--- Requirement ---
Wherever a line in the records below contains "Butter", copy that line.

Input for this task START

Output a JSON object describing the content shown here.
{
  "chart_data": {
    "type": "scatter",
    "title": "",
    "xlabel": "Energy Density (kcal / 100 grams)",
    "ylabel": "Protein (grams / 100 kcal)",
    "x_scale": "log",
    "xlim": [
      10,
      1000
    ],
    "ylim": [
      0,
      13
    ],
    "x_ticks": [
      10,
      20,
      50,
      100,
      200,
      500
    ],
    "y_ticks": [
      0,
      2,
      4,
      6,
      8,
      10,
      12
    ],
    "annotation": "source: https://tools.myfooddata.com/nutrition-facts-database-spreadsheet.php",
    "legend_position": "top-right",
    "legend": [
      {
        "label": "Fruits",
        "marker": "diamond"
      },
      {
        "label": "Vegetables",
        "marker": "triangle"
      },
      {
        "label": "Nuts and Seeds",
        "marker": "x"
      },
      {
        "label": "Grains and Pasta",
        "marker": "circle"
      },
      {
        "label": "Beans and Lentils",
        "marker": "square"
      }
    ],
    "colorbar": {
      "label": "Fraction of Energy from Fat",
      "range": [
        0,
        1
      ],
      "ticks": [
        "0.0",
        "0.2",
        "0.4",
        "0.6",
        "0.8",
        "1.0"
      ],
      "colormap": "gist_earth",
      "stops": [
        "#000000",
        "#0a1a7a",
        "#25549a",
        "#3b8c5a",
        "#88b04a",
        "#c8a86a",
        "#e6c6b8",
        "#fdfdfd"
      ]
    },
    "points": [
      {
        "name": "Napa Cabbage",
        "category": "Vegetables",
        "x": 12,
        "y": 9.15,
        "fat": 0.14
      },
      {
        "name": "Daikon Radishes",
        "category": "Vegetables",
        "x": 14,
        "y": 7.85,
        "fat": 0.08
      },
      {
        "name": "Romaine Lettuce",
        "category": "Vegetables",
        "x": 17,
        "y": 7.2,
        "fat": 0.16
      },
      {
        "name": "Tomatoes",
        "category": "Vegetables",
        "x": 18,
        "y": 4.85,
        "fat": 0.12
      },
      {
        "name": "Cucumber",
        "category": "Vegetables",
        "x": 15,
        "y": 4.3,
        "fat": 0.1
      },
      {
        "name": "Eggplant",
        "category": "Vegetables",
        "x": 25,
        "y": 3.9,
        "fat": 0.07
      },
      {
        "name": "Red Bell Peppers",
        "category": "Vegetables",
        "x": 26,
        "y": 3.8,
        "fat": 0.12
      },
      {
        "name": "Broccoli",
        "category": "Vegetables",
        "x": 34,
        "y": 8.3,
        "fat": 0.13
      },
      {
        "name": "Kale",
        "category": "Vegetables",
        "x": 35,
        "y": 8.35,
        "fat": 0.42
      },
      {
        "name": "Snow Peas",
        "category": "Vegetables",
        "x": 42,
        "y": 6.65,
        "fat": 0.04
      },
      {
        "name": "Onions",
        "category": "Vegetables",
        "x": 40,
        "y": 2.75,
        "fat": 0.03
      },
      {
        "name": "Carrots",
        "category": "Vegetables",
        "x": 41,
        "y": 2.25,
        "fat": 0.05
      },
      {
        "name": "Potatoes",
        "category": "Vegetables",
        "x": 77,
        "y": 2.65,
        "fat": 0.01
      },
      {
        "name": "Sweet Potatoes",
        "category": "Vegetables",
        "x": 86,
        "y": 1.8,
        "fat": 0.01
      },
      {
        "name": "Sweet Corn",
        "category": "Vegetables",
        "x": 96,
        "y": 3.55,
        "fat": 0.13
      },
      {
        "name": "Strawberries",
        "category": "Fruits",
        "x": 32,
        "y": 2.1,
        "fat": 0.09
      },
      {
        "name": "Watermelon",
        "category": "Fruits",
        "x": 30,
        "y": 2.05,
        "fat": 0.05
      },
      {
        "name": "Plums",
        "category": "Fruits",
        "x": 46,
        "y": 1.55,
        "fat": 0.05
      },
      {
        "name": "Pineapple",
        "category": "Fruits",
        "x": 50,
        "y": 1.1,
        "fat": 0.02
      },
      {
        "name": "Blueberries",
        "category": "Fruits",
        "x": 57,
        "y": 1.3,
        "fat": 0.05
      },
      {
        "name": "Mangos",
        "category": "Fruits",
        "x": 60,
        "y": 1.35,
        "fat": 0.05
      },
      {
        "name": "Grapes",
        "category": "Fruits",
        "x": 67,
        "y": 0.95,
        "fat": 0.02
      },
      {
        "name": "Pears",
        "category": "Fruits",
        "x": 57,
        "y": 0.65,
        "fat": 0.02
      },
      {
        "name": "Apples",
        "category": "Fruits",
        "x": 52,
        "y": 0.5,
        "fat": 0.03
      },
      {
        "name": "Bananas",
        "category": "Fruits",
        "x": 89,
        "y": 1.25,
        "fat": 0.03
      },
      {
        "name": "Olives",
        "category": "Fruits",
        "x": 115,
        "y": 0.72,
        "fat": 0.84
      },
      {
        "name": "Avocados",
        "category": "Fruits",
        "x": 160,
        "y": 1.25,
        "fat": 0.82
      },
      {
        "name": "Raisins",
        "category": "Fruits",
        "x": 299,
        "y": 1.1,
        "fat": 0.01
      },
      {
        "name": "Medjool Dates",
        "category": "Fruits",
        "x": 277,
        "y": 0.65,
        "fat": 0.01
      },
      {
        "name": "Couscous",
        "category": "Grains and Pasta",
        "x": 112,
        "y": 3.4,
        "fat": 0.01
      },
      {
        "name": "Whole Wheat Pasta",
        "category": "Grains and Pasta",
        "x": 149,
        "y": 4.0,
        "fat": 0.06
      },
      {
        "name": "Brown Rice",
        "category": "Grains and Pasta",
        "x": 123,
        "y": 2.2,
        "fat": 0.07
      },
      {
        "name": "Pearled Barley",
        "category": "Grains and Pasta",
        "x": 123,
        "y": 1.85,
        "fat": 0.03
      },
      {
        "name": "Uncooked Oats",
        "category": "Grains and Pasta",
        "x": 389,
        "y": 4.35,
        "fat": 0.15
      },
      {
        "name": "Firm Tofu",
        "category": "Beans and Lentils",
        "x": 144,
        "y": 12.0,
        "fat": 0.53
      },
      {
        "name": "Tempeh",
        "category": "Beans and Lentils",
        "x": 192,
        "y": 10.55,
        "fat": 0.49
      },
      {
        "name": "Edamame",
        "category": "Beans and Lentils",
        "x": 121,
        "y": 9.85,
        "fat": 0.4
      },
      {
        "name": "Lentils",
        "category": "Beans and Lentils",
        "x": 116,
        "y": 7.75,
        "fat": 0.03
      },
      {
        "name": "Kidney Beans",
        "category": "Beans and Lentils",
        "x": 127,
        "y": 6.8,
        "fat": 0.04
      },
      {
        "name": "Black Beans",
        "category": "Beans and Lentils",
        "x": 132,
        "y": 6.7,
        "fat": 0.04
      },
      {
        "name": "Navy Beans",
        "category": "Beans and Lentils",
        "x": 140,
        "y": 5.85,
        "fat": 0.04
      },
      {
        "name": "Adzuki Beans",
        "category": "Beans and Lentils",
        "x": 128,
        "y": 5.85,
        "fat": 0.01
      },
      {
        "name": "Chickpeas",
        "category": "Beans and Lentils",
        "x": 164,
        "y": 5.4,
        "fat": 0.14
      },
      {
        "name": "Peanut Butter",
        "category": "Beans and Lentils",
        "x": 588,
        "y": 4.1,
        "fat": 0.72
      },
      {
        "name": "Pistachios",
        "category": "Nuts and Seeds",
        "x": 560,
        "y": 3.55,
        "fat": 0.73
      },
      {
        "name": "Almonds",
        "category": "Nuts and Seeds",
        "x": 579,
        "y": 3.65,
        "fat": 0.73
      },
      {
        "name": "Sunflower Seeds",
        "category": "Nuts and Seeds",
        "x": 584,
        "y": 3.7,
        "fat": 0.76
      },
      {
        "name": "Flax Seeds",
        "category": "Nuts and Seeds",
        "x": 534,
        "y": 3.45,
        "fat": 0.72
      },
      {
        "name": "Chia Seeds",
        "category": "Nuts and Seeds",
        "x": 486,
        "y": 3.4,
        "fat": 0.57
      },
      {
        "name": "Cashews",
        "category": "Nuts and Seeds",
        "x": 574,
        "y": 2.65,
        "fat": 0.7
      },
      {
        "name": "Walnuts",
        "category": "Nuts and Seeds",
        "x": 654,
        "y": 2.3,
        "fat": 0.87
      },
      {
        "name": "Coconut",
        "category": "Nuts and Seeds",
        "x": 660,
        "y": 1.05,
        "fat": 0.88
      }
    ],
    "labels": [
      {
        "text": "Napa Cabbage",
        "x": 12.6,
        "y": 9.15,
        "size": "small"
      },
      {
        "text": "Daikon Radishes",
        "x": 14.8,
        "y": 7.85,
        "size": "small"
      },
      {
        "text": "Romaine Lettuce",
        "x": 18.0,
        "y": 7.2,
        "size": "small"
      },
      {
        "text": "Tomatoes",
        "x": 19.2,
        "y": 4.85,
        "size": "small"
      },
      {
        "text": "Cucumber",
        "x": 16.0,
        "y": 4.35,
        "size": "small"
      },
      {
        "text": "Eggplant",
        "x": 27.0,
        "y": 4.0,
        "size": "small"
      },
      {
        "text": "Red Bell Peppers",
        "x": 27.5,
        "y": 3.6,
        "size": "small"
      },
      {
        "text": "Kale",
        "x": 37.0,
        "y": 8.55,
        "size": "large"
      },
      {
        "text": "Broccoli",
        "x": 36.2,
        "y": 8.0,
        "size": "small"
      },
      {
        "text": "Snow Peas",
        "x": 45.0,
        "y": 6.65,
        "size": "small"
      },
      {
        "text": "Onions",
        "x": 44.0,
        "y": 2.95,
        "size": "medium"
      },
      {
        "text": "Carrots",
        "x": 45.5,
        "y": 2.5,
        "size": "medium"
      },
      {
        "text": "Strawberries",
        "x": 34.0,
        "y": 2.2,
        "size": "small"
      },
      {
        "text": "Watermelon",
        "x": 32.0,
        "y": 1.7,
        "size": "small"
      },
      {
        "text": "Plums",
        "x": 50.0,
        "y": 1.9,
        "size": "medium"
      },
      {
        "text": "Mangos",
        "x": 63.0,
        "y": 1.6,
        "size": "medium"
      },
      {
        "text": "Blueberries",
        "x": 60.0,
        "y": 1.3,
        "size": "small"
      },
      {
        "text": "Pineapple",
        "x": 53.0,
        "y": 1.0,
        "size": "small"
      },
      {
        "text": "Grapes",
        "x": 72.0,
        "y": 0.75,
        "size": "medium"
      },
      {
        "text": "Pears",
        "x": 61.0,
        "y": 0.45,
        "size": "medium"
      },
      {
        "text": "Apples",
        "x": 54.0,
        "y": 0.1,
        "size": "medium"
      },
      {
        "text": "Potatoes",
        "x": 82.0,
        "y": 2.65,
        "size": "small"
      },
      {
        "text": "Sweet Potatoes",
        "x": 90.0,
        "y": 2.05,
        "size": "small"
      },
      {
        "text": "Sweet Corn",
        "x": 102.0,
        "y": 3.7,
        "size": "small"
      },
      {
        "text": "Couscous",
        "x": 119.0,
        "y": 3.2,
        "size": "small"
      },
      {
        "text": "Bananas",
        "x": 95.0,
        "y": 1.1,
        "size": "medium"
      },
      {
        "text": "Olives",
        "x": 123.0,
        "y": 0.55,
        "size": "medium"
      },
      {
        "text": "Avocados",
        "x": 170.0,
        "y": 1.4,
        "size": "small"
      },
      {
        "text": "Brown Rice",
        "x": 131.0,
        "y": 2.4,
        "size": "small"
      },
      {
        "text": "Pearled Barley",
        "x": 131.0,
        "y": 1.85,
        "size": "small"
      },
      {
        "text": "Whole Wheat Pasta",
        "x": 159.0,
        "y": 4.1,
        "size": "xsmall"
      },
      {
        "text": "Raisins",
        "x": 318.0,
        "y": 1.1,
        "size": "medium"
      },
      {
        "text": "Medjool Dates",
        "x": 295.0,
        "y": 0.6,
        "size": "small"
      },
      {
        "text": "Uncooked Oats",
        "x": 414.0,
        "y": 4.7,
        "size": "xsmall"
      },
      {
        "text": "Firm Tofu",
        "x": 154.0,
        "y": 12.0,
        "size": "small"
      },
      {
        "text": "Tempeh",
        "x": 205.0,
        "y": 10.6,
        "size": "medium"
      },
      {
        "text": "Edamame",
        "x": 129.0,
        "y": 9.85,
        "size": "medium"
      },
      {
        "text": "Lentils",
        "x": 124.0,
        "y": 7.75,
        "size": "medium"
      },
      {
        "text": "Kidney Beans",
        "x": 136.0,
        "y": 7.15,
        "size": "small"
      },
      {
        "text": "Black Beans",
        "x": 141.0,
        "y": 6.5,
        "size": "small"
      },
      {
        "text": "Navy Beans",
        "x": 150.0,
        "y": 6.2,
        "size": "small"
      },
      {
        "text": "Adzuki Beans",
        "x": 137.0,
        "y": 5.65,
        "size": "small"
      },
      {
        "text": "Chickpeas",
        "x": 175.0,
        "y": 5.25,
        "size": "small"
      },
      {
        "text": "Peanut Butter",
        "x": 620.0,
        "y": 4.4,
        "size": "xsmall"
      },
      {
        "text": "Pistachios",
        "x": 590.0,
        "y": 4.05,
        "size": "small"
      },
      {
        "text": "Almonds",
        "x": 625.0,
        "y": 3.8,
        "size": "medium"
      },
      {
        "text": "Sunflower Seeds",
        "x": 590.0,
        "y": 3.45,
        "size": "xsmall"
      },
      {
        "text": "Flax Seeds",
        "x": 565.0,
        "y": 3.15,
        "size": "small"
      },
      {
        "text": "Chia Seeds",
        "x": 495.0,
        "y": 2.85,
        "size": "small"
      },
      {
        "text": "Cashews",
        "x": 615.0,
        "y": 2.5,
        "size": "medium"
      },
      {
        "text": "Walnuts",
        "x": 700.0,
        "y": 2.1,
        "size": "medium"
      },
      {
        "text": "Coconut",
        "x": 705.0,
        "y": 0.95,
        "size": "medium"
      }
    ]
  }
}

Input for this task END

--- Response to the task ---
        "name": "Peanut Butter",
        "text": "Peanut Butter",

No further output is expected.